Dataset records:
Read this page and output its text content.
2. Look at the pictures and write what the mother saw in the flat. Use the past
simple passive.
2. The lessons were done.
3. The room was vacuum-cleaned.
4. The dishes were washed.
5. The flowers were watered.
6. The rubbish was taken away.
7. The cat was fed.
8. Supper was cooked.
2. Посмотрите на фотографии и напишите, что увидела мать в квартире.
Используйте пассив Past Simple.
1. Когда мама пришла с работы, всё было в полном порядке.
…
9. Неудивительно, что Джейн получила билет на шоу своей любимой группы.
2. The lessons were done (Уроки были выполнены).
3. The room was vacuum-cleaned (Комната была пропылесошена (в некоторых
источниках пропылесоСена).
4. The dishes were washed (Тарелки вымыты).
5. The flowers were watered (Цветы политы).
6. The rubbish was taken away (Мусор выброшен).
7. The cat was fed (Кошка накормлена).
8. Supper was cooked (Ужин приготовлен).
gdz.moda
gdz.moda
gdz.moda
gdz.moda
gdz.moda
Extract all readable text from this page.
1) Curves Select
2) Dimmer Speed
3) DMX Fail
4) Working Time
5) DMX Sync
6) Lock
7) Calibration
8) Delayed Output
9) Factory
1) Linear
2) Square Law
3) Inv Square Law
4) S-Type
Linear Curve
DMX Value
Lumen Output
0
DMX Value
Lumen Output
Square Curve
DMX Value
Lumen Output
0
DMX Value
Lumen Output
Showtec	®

> _Task goal_
Transcribe every entry exactly, omitting nothing.

> _Exercise answer_
Read this page and output its text content.
2. Look at the pictures and write what the mother saw in the flat. Use the past
simple passive.
2. The lessons were done.
3. The room was vacuum-cleaned.
4. The dishes were washed.
5. The flowers were watered.
6. The rubbish was taken away.
7. The cat was fed.
8. Supper was cooked.
2. Посмотрите на фотографии и напишите, что увидела мать в квартире.
Используйте пассив Past Simple.
1. Когда мама пришла с работы, всё было в полном порядке.
…
9. Неудивительно, что Джейн получила билет на шоу своей любимой группы.
2. The lessons were done (Уроки были выполнены).
3. The room was vacuum-cleaned (Комната была пропылесошена (в некоторых
источниках пропылесоСена).
4. The dishes were washed (Тарелки вымыты).
5. The flowers were watered (Цветы политы).
6. The rubbish was taken away (Мусор выброшен).
7. The cat was fed (Кошка накормлена).
8. Supper was cooked (Ужин приготовлен).
gdz.moda
gdz.moda
gdz.moda
gdz.moda
gdz.moda
Extract all readable text from this page.
1) Curves Select
2) Dimmer Speed
3) DMX Fail
4) Working Time
5) DMX Sync
6) Lock
7) Calibration
8) Delayed Output
9) Factory
1) Linear
2) Square Law
3) Inv Square Law
4) S-Type
Linear Curve
DMX Value
Lumen Output
0
DMX Value
Lumen Output
Square Curve
DMX Value
Lumen Output
0
DMX Value
Lumen Output
Showtec	®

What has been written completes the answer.